**WRITTEN REQUEST:**
Below are records. Copy every line with "аномалий" in it.

**DATA FOR THIS TASK:**
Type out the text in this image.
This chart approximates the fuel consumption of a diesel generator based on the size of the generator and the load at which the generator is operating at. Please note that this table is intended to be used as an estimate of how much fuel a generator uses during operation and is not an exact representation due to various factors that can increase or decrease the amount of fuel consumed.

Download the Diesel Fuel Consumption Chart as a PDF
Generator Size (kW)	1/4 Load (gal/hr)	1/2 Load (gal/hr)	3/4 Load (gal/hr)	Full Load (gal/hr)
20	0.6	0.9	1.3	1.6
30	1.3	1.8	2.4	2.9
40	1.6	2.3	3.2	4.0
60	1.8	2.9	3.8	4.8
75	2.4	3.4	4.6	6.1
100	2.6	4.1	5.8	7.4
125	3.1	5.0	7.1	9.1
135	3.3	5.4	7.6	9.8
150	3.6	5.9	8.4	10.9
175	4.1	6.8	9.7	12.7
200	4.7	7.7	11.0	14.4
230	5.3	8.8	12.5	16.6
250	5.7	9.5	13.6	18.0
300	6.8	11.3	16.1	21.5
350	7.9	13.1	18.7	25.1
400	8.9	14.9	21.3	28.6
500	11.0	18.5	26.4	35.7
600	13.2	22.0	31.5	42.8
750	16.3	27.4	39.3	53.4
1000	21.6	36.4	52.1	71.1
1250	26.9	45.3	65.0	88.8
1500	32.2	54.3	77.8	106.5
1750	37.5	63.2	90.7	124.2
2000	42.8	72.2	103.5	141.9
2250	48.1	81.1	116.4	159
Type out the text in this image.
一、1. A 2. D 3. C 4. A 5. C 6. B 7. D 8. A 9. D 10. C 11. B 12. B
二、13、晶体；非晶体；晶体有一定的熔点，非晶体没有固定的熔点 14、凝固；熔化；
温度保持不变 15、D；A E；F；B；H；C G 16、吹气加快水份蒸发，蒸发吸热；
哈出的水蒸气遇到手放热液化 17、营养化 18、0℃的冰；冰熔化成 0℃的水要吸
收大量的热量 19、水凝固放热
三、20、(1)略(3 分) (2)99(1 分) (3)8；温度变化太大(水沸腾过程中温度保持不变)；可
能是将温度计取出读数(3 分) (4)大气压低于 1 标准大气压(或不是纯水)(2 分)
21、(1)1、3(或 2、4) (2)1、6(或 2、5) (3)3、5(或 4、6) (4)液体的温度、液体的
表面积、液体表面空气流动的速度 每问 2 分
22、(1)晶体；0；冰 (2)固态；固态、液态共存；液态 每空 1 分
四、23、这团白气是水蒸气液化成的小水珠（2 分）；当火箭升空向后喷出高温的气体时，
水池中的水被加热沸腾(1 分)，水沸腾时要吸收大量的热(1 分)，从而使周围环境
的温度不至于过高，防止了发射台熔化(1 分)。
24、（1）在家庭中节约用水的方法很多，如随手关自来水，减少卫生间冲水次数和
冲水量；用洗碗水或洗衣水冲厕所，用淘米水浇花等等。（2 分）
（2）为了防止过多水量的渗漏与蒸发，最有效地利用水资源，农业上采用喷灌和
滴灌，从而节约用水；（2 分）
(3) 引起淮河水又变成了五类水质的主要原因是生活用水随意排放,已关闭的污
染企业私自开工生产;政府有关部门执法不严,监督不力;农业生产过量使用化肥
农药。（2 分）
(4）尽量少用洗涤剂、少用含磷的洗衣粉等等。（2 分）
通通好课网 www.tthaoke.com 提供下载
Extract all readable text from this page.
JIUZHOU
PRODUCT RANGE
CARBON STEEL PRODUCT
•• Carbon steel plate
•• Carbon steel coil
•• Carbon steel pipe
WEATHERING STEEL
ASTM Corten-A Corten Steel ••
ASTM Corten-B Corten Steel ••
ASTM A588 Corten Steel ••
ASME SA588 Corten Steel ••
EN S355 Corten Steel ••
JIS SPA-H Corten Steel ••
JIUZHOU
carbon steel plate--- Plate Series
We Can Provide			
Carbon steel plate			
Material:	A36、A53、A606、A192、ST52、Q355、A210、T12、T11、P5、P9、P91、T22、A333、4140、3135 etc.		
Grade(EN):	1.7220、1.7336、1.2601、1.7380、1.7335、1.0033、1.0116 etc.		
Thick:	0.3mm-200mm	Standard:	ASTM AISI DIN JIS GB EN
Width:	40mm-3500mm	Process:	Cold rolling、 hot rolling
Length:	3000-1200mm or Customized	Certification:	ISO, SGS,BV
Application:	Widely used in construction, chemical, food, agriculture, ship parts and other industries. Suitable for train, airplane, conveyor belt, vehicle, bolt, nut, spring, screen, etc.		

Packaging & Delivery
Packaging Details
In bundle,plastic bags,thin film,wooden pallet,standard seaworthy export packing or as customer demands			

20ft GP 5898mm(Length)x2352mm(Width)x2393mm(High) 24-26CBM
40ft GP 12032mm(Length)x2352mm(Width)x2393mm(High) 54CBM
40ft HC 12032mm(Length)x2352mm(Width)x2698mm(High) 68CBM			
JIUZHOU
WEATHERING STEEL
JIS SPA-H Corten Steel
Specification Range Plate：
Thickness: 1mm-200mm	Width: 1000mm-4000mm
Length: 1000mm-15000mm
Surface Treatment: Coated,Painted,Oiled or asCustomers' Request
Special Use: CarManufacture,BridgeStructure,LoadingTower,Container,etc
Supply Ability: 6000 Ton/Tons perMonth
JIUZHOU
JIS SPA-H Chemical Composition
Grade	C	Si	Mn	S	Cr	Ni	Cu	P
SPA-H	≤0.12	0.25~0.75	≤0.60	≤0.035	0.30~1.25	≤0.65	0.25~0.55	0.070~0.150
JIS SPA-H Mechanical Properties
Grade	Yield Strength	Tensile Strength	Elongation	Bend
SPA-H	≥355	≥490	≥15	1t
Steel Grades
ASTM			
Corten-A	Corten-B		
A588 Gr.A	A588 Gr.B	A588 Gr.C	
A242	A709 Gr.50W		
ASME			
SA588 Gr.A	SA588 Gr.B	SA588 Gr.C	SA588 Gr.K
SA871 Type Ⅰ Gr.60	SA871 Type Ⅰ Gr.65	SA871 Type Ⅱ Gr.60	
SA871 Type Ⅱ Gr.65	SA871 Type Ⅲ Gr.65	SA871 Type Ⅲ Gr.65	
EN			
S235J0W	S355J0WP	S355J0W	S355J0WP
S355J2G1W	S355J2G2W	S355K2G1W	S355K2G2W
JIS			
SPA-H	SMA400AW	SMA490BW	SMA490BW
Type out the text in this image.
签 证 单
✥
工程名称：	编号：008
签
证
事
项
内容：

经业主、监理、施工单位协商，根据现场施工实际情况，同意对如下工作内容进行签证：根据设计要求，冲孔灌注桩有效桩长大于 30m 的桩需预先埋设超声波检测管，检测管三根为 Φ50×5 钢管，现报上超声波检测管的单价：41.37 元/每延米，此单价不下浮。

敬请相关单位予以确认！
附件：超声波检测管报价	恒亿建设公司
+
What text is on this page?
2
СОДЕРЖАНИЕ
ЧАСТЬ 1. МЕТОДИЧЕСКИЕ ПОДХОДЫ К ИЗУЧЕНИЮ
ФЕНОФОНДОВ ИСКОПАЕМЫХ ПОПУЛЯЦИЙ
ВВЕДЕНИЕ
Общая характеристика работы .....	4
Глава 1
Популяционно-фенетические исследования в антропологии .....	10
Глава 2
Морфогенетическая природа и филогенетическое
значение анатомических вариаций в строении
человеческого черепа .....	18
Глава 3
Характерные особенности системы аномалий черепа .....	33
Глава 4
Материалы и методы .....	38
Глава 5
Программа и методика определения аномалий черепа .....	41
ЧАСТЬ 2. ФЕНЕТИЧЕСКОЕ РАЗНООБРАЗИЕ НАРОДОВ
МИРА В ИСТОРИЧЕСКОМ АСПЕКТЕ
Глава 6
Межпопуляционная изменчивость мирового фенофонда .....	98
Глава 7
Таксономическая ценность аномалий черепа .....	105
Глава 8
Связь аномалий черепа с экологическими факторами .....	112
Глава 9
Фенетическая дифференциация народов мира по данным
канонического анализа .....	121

**EXERCISE SOLUTION:**
Характерные особенности системы аномалий черепа .....	33
Программа и методика определения аномалий черепа .....	41
Таксономическая ценность аномалий черепа .....	105
Связь аномалий черепа с экологическими факторами .....	112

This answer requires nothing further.